* Stated exercise A:
Copy the stretch of rows from the very first one through the line containing "449, 129, 461]", both ends included, reproducing each line verbatim.
>> Begin Extract provided
I mostly agree with David Pirotte here. For a program, it is not always 
relevant what it is implemented in except if it is meant to go with several 
other programs (say it is part of a framework). Now, for an all new program, 
mentioning what it is implemented in in the name is a reasonable choice. 
Changing the name of a program to do it is a bit different circumstance.

However, there is a major catch in this situation. Christian Brunello mentioned 
in the first email, if I read it correctly, that there are plans and intentions 
to extend it beyond just fdisk. Then renaming to something like [something] 
diskutils makes a lot of sense. If it is just a bunch of programs we get back 
to the argument earlier about including guile in the name or not. However, if 
those plans for extension include libraries and/or packages for use by other 
3rd party programs, then the implementation possibly matters a lot. If this is 
part of the plan, then Guile Diskutils is a fairly reasonable name in my 
opinion. I really hope this is in the plan, by the way. There are a lot of 
interesting things that could lead to.


Freja Nordsiek

On December 13, 2017 1:01:41 AM GMT+01:00, David Pirotte <da...@altosw.be> 
wrote:
>Hi Christian,
>
>> >> IMHO the programming language/compiler a utility is written with
>is an 
>> >> implementation detail that should not manifest itself in the
>utility's 
>> >> name.  In this case, I think "GNU Distutils" would be better.  
>
>> >    "GNU Diskutils"
>> End Extract provided
>> Begin Exercise data
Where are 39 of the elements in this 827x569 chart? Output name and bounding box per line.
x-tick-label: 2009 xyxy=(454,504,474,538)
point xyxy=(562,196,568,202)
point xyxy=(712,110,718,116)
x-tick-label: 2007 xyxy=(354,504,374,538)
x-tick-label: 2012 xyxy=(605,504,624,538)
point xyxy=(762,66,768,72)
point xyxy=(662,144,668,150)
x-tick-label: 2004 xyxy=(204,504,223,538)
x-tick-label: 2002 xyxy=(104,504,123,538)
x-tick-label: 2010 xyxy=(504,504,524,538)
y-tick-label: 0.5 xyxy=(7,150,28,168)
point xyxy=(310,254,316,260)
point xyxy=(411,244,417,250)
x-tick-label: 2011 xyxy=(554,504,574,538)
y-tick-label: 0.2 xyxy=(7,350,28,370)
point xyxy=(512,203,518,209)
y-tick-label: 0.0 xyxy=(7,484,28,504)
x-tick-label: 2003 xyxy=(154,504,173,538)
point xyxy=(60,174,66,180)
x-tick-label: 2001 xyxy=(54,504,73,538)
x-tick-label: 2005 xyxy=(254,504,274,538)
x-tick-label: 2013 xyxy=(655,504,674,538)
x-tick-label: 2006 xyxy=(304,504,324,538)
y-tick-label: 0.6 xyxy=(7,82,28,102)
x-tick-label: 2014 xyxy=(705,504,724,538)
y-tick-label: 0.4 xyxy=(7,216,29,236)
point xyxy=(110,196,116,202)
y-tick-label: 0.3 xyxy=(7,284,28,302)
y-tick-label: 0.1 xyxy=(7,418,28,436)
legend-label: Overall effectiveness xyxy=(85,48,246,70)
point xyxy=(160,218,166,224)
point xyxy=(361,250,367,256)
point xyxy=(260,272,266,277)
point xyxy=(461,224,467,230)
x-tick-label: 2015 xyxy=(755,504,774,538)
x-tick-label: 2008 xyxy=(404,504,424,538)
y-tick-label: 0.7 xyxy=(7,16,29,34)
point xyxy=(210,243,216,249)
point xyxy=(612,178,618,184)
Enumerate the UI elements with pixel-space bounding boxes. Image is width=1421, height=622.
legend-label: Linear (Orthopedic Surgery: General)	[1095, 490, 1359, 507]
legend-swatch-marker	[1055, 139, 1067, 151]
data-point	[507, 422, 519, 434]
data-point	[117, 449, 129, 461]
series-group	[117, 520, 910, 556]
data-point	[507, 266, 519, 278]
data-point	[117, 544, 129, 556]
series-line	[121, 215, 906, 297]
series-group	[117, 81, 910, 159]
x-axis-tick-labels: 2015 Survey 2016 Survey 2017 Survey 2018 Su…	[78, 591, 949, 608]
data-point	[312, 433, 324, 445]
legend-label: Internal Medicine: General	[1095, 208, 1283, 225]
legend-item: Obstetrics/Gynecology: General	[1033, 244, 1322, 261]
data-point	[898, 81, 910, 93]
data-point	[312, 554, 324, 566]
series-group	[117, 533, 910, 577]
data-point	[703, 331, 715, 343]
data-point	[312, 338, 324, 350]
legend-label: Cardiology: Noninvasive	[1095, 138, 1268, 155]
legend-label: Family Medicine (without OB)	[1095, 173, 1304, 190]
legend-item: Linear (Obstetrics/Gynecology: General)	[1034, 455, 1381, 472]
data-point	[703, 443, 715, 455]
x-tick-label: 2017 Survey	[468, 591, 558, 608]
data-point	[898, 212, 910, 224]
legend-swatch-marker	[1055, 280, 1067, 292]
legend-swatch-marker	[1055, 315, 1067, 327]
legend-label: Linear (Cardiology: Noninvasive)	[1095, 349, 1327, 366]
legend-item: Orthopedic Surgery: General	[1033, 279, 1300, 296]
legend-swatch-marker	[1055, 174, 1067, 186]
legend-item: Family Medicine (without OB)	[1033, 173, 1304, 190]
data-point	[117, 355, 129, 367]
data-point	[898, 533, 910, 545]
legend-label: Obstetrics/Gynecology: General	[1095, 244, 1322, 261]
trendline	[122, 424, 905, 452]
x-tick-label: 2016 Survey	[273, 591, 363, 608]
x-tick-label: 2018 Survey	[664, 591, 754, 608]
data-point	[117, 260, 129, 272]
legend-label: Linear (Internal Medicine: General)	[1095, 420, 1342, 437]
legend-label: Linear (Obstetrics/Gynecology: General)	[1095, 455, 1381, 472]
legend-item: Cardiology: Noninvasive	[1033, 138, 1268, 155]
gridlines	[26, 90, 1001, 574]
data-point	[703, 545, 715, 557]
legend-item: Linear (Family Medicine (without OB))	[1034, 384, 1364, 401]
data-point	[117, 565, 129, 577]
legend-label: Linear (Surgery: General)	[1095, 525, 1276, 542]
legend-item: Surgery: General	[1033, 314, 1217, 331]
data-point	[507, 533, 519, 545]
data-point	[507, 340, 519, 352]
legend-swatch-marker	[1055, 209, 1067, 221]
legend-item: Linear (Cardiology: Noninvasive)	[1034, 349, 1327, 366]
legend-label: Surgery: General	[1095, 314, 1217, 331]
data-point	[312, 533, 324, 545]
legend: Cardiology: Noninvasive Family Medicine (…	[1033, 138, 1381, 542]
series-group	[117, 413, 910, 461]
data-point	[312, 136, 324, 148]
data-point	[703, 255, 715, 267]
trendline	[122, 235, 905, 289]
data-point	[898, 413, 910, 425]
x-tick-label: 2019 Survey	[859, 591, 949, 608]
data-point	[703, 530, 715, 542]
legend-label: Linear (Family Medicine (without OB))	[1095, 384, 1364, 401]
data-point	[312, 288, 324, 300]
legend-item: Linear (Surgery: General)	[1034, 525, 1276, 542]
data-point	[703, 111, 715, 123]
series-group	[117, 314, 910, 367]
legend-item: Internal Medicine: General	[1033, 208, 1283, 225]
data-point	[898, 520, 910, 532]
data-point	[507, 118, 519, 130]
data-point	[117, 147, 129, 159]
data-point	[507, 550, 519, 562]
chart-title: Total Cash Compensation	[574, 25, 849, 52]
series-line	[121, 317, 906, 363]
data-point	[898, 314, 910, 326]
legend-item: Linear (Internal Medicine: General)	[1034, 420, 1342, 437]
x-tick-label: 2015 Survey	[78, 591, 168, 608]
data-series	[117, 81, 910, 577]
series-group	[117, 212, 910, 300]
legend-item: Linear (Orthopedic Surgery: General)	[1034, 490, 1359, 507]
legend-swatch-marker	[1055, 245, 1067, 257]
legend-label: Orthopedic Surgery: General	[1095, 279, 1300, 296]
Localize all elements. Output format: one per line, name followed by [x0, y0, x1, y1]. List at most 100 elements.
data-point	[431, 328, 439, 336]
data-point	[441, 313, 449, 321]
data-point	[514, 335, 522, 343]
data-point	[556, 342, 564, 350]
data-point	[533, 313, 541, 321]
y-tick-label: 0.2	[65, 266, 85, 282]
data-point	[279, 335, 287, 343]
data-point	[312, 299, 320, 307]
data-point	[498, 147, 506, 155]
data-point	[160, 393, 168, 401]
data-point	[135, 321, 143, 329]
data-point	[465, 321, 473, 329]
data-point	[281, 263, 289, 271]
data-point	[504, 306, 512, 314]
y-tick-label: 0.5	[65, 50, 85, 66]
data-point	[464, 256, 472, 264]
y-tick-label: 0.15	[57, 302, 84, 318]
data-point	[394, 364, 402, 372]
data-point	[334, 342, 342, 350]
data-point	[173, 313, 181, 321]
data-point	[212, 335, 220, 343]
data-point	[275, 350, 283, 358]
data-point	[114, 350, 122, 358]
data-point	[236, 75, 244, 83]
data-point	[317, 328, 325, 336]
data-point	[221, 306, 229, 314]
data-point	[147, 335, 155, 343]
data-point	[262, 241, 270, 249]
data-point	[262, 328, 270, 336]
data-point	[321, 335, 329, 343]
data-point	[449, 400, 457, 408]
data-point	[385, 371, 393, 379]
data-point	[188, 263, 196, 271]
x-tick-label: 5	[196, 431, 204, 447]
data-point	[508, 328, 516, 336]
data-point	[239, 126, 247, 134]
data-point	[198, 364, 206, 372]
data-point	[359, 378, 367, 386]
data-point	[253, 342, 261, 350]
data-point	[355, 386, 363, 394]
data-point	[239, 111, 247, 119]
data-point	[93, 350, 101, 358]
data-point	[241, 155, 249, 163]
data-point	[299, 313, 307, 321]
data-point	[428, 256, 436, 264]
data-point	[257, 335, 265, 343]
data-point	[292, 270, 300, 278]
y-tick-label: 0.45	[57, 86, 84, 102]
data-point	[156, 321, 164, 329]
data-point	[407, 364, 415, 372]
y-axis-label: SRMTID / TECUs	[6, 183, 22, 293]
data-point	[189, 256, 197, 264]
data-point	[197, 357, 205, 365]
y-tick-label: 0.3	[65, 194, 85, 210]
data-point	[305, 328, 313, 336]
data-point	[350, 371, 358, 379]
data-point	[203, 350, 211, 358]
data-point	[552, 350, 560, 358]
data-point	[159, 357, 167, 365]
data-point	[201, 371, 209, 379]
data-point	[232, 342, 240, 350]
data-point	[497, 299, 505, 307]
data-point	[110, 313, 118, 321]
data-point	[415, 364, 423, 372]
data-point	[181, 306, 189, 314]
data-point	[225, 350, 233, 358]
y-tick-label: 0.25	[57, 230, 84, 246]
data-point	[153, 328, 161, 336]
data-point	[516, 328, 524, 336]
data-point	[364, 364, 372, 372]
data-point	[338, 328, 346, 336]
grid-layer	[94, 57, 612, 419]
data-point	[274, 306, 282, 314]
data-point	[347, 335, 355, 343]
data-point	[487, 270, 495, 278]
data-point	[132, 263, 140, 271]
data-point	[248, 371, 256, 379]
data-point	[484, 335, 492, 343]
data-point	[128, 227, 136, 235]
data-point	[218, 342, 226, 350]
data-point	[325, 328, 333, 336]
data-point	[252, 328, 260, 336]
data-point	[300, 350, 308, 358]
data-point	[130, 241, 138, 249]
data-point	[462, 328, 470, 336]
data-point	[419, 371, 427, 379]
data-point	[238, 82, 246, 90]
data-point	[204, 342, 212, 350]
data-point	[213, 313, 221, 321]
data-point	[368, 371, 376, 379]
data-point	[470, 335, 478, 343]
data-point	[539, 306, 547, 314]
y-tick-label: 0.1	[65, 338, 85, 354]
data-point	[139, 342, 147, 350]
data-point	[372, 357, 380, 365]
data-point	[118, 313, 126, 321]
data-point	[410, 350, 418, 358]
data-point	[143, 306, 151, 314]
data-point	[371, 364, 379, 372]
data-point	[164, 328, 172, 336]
>> End Exercise data
* Stated exercise B:
List every person's full name (first and last name) that appears in the email about renaming the disk utility.

* Answer A:
Where are 39 of the elements in this 827x569 chart? Output name and bounding box per line.
x-tick-label: 2009 xyxy=(454,504,474,538)
point xyxy=(562,196,568,202)
point xyxy=(712,110,718,116)
x-tick-label: 2007 xyxy=(354,504,374,538)
x-tick-label: 2012 xyxy=(605,504,624,538)
point xyxy=(762,66,768,72)
point xyxy=(662,144,668,150)
x-tick-label: 2004 xyxy=(204,504,223,538)
x-tick-label: 2002 xyxy=(104,504,123,538)
x-tick-label: 2010 xyxy=(504,504,524,538)
y-tick-label: 0.5 xyxy=(7,150,28,168)
point xyxy=(310,254,316,260)
point xyxy=(411,244,417,250)
x-tick-label: 2011 xyxy=(554,504,574,538)
y-tick-label: 0.2 xyxy=(7,350,28,370)
point xyxy=(512,203,518,209)
y-tick-label: 0.0 xyxy=(7,484,28,504)
x-tick-label: 2003 xyxy=(154,504,173,538)
point xyxy=(60,174,66,180)
x-tick-label: 2001 xyxy=(54,504,73,538)
x-tick-label: 2005 xyxy=(254,504,274,538)
x-tick-label: 2013 xyxy=(655,504,674,538)
x-tick-label: 2006 xyxy=(304,504,324,538)
y-tick-label: 0.6 xyxy=(7,82,28,102)
x-tick-label: 2014 xyxy=(705,504,724,538)
y-tick-label: 0.4 xyxy=(7,216,29,236)
point xyxy=(110,196,116,202)
y-tick-label: 0.3 xyxy=(7,284,28,302)
y-tick-label: 0.1 xyxy=(7,418,28,436)
legend-label: Overall effectiveness xyxy=(85,48,246,70)
point xyxy=(160,218,166,224)
point xyxy=(361,250,367,256)
point xyxy=(260,272,266,277)
point xyxy=(461,224,467,230)
x-tick-label: 2015 xyxy=(755,504,774,538)
x-tick-label: 2008 xyxy=(404,504,424,538)
y-tick-label: 0.7 xyxy=(7,16,29,34)
point xyxy=(210,243,216,249)
point xyxy=(612,178,618,184)
Enumerate the UI elements with pixel-space bounding boxes. Image is width=1421, height=622.
legend-label: Linear (Orthopedic Surgery: General)	[1095, 490, 1359, 507]
legend-swatch-marker	[1055, 139, 1067, 151]
data-point	[507, 422, 519, 434]
data-point	[117, 449, 129, 461]

* Answer B:
David Pirotte
Christian Brunello
Freja Nordsiek